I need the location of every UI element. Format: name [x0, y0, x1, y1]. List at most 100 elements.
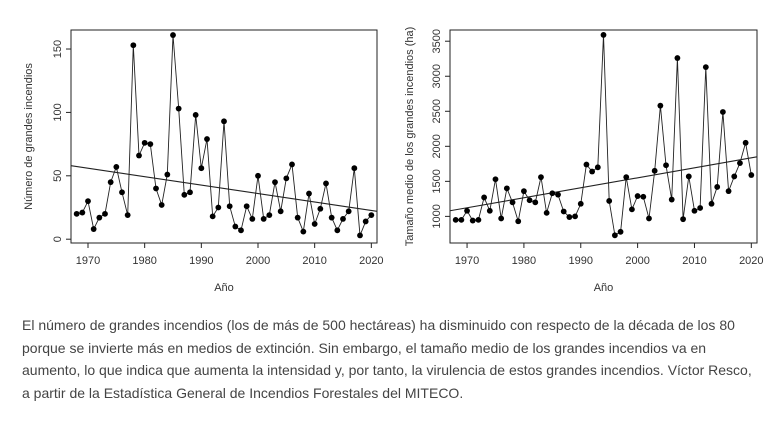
data-point	[164, 171, 171, 178]
data-point	[317, 205, 324, 212]
data-point	[737, 160, 743, 167]
data-point	[498, 215, 505, 222]
data-point	[680, 216, 686, 223]
data-point	[714, 184, 721, 190]
data-point	[583, 161, 590, 168]
data-point	[147, 141, 154, 148]
data-point	[181, 191, 188, 198]
data-point	[515, 218, 522, 225]
data-point	[646, 215, 652, 222]
data-point	[79, 209, 86, 216]
x-tick-label: 2010	[682, 255, 706, 267]
y-tick-label: 1500	[431, 169, 443, 193]
data-point	[697, 205, 704, 211]
data-point	[300, 228, 307, 235]
data-point	[187, 189, 193, 196]
plot-frame	[70, 29, 378, 244]
data-point	[640, 193, 647, 200]
x-tick-label: 2020	[739, 255, 763, 267]
data-point	[532, 199, 539, 206]
data-point	[357, 232, 363, 239]
data-point	[73, 210, 80, 217]
data-point	[617, 228, 624, 235]
x-tick-label: 1980	[512, 255, 536, 267]
data-point	[107, 179, 114, 186]
data-point	[572, 213, 578, 220]
data-point	[238, 227, 244, 234]
data-point	[549, 190, 556, 197]
figure: 1970 1980 1990 2000 2010 2020 0 50 100 150 Año Núme…	[23, 27, 764, 294]
data-point	[674, 55, 681, 61]
data-point	[266, 212, 273, 219]
data-point	[503, 185, 510, 192]
data-point	[85, 198, 91, 205]
data-point	[243, 203, 250, 210]
data-point	[136, 152, 142, 159]
x-tick-label: 2000	[246, 255, 270, 267]
data-point	[255, 172, 261, 179]
data-point	[691, 207, 698, 214]
x-axis-title: Año	[594, 282, 614, 294]
data-point	[289, 161, 295, 168]
charts-figure: 1970 1980 1990 2000 2010 2020 0 50 100 150 Año Núme…	[23, 27, 764, 294]
data-point	[623, 174, 630, 181]
data-point	[742, 139, 749, 146]
x-tick-label: 2000	[625, 255, 649, 267]
chart-grandes-incendios-count: 1970 1980 1990 2000 2010 2020 0 50 100 150 Año Núme…	[23, 29, 384, 294]
data-point	[600, 32, 607, 38]
data-point	[725, 188, 732, 195]
data-point	[170, 32, 176, 38]
data-point	[249, 216, 256, 222]
data-point	[538, 174, 544, 181]
data-point	[351, 165, 358, 172]
data-point	[748, 172, 755, 178]
data-point	[141, 139, 148, 146]
data-point	[260, 216, 267, 222]
data-point	[651, 167, 658, 174]
data-point	[560, 208, 567, 215]
data-point	[458, 216, 465, 223]
data-point	[124, 212, 131, 219]
y-tick-label: 50	[52, 170, 64, 182]
data-point	[192, 112, 199, 118]
y-tick-label: 3000	[431, 64, 443, 88]
data-point	[340, 216, 346, 222]
y-tick-label: 2000	[431, 134, 443, 158]
x-tick-label: 2020	[359, 255, 383, 267]
data-point	[130, 42, 137, 49]
data-point	[611, 232, 618, 239]
data-point	[629, 206, 635, 213]
x-tick-label: 1990	[569, 255, 593, 267]
y-axis-title: Tamaño medio de los grandes incendios (h…	[404, 27, 416, 247]
data-point	[311, 221, 318, 227]
data-point	[221, 118, 227, 125]
data-point	[226, 203, 233, 210]
y-tick-label: 3500	[431, 29, 443, 53]
trend-line	[449, 156, 758, 212]
data-point	[668, 196, 675, 203]
data-point	[521, 188, 527, 195]
y-tick-label: 0	[52, 236, 64, 242]
data-point	[334, 227, 341, 234]
y-axis-title: Número de grandes incendios	[23, 63, 35, 210]
plot-frame	[449, 29, 758, 244]
data-point	[594, 164, 601, 171]
data-point	[232, 223, 239, 230]
data-point	[209, 213, 216, 220]
data-point	[323, 180, 329, 187]
data-point	[90, 226, 97, 232]
data-point	[566, 214, 573, 220]
x-tick-label: 2010	[302, 255, 326, 267]
x-tick-label: 1970	[76, 255, 100, 267]
data-point	[362, 218, 369, 225]
data-point	[368, 212, 375, 219]
data-point	[175, 105, 182, 112]
x-tick-label: 1980	[132, 255, 156, 267]
data-point	[294, 214, 301, 221]
data-point	[702, 64, 709, 71]
data-point	[577, 200, 584, 207]
y-tick-label: 150	[52, 40, 64, 58]
data-point	[328, 214, 335, 221]
data-point	[663, 162, 669, 169]
data-point	[475, 216, 482, 223]
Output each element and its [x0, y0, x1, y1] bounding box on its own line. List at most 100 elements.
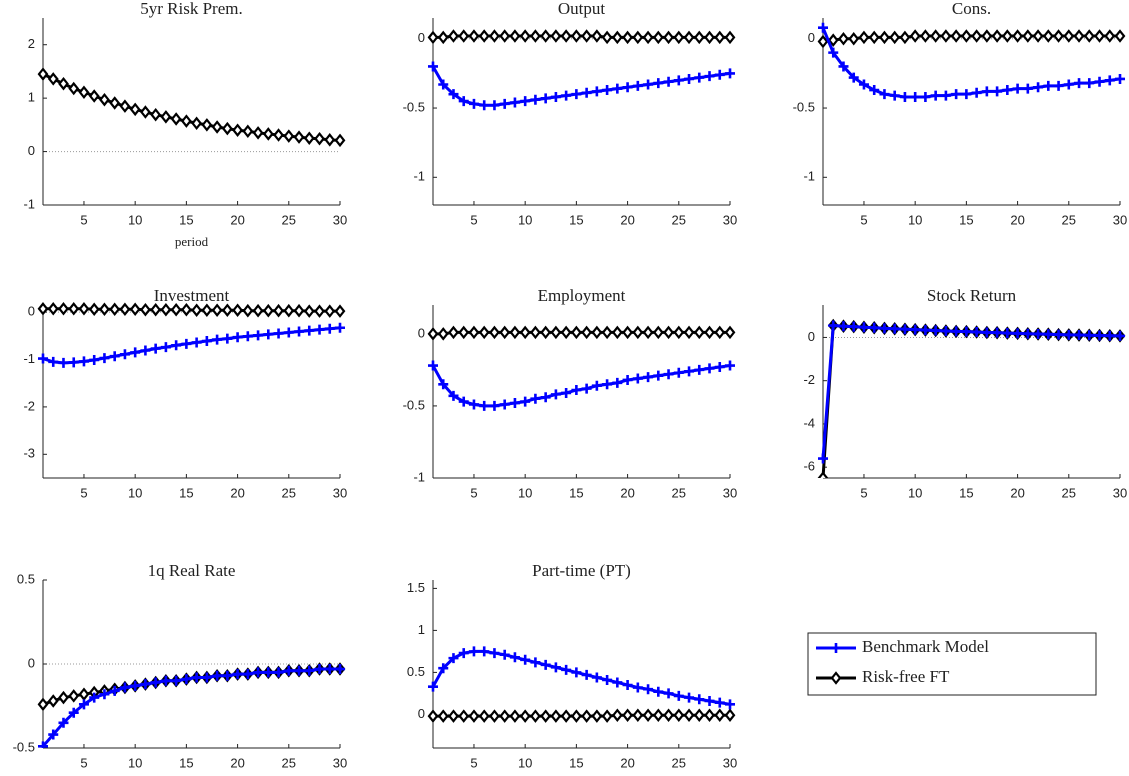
diamond-marker [550, 709, 562, 723]
plus-marker [848, 321, 859, 332]
plus-marker [89, 354, 100, 365]
diamond-marker [817, 471, 829, 478]
diamond-marker [519, 709, 531, 723]
diamond-marker [334, 304, 346, 318]
diamond-marker [201, 303, 213, 317]
diamond-marker [499, 325, 511, 340]
diamond-marker [827, 33, 839, 47]
y-tick-label: -0.5 [13, 739, 35, 754]
plus-marker [591, 380, 602, 391]
diamond-marker [642, 30, 654, 45]
plus-marker [1012, 83, 1023, 94]
plus-marker [704, 363, 715, 374]
plus-marker [889, 90, 900, 101]
x-tick-label: 25 [282, 755, 296, 770]
plus-marker [499, 399, 510, 410]
plus-marker [448, 390, 459, 401]
diamond-marker [509, 29, 521, 43]
panel-title: 5yr Risk Prem. [140, 0, 242, 18]
plus-marker [181, 338, 192, 349]
plus-marker [828, 47, 839, 58]
plus-marker [428, 360, 438, 371]
diamond-marker [920, 29, 931, 43]
plus-marker [981, 86, 992, 97]
plus-marker [458, 648, 469, 659]
x-tick-label: 5 [860, 212, 867, 227]
diamond-marker [530, 709, 541, 723]
diamond-marker [868, 30, 880, 45]
diamond-marker [324, 304, 336, 318]
y-tick-label: -3 [23, 446, 35, 461]
plus-marker [253, 667, 264, 678]
diamond-marker [704, 325, 715, 340]
diamond-marker [817, 34, 829, 49]
diamond-marker [591, 709, 603, 723]
diamond-marker [448, 325, 459, 340]
series-line [431, 65, 731, 107]
plus-marker [428, 681, 438, 692]
plus-marker [212, 670, 223, 681]
diamond-marker [899, 30, 911, 45]
diamond-marker [560, 325, 572, 340]
plot-area [427, 29, 736, 111]
plus-marker [550, 662, 561, 673]
plus-marker [663, 76, 674, 87]
diamond-marker [724, 708, 736, 723]
plus-marker [643, 79, 654, 90]
plus-marker [663, 688, 674, 699]
diamond-marker [140, 105, 151, 119]
plus-marker [109, 351, 120, 362]
diamond-marker [683, 30, 695, 45]
plus-marker [673, 75, 684, 86]
diamond-marker [550, 325, 562, 340]
plus-marker [714, 361, 725, 372]
diamond-marker [211, 120, 223, 134]
plus-marker [530, 657, 541, 668]
plus-marker [540, 93, 551, 104]
plus-marker [130, 680, 141, 691]
diamond-marker [303, 304, 315, 318]
x-tick-label: 5 [470, 485, 477, 500]
plus-marker [622, 374, 633, 385]
panel-title: Output [558, 0, 606, 18]
diamond-marker [879, 30, 890, 45]
plus-marker [1084, 78, 1095, 89]
diamond-marker [78, 687, 90, 702]
plus-marker [520, 396, 531, 407]
diamond-marker [693, 708, 705, 723]
y-tick-label: 0 [418, 706, 425, 721]
plus-marker [961, 89, 972, 100]
x-tick-label: 15 [569, 755, 583, 770]
plus-marker [561, 387, 572, 398]
plus-marker [1104, 75, 1115, 86]
diamond-marker [622, 30, 633, 45]
diamond-marker [652, 30, 664, 45]
diamond-marker [68, 689, 80, 703]
diamond-marker [99, 302, 110, 317]
diamond-marker [971, 29, 983, 43]
plus-marker [428, 61, 438, 72]
diamond-marker [252, 303, 264, 318]
diamond-marker [119, 302, 131, 317]
diamond-marker [211, 303, 223, 317]
diamond-marker [37, 697, 49, 712]
plus-marker [314, 324, 325, 335]
legend-label: Risk-free FT [862, 667, 950, 686]
plus-marker [704, 71, 715, 82]
diamond-marker [714, 708, 726, 723]
diamond-marker [581, 29, 593, 43]
plus-marker [899, 324, 910, 335]
diamond-marker [519, 29, 531, 43]
plus-marker [294, 326, 305, 337]
diamond-marker [940, 29, 952, 43]
plot-area [37, 302, 346, 368]
plus-marker [1043, 80, 1054, 91]
plus-marker [324, 323, 335, 334]
plus-marker [1074, 78, 1085, 89]
plus-marker [1002, 328, 1013, 339]
plus-marker [612, 377, 623, 388]
diamond-marker [273, 128, 284, 142]
plus-marker [838, 61, 849, 72]
y-tick-label: 0 [418, 30, 425, 45]
diamond-marker [652, 325, 664, 340]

_ _ _

Task requirements ▸
Can you print the lines unchanged, starting with the line containing "diamond-marker [550, 709, 562, 723]" and going through the line containing "plus-marker [448, 390, 459, 401]"?

Completed exercise ▸
diamond-marker [550, 709, 562, 723]
plus-marker [848, 321, 859, 332]
plus-marker [89, 354, 100, 365]
diamond-marker [817, 471, 829, 478]
diamond-marker [519, 709, 531, 723]
diamond-marker [334, 304, 346, 318]
diamond-marker [201, 303, 213, 317]
diamond-marker [499, 325, 511, 340]
diamond-marker [827, 33, 839, 47]
y-tick-label: -0.5 [13, 739, 35, 754]
plus-marker [591, 380, 602, 391]
diamond-marker [642, 30, 654, 45]
plus-marker [1012, 83, 1023, 94]
plus-marker [704, 363, 715, 374]
plus-marker [889, 90, 900, 101]
x-tick-label: 25 [282, 755, 296, 770]
plus-marker [499, 399, 510, 410]
plus-marker [448, 390, 459, 401]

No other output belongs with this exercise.